**TASK DESCRIPTION:**
Output the full listing below exactly, without the pictures.

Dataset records
• • • • •
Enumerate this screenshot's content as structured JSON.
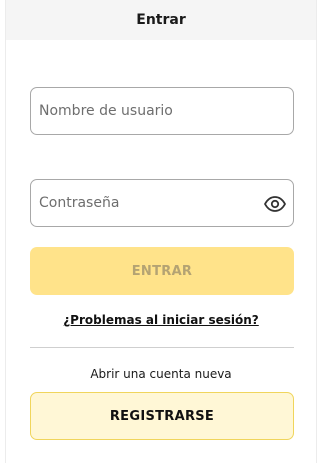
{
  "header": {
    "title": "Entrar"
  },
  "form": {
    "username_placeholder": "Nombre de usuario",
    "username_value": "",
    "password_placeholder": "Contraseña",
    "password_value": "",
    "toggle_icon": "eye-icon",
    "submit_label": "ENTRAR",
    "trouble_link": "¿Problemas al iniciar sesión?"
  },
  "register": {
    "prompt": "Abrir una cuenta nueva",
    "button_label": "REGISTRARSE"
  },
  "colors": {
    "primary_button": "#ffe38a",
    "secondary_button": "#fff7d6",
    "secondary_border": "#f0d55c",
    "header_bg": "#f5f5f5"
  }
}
• • • • •
**EXPECTED ANSWER:**
Enumerate this screenshot's content as structured JSON.
{
  "header": {
    "title": "Entrar"
  },
  "form": {
    "username_placeholder": "Nombre de usuario",
    "username_value": "",
    "password_placeholder": "Contraseña",
    "password_value": "",
    "toggle_icon": "eye-icon",
    "submit_label": "ENTRAR",
    "trouble_link": "¿Problemas al iniciar sesión?"
  },
  "register": {
    "prompt": "Abrir una cuenta nueva",
    "button_label": "REGISTRARSE"
  },
  "colors": {
    "primary_button": "#ffe38a",
    "secondary_button": "#fff7d6",
    "secondary_border": "#f0d55c",
    "header_bg": "#f5f5f5"
  }
}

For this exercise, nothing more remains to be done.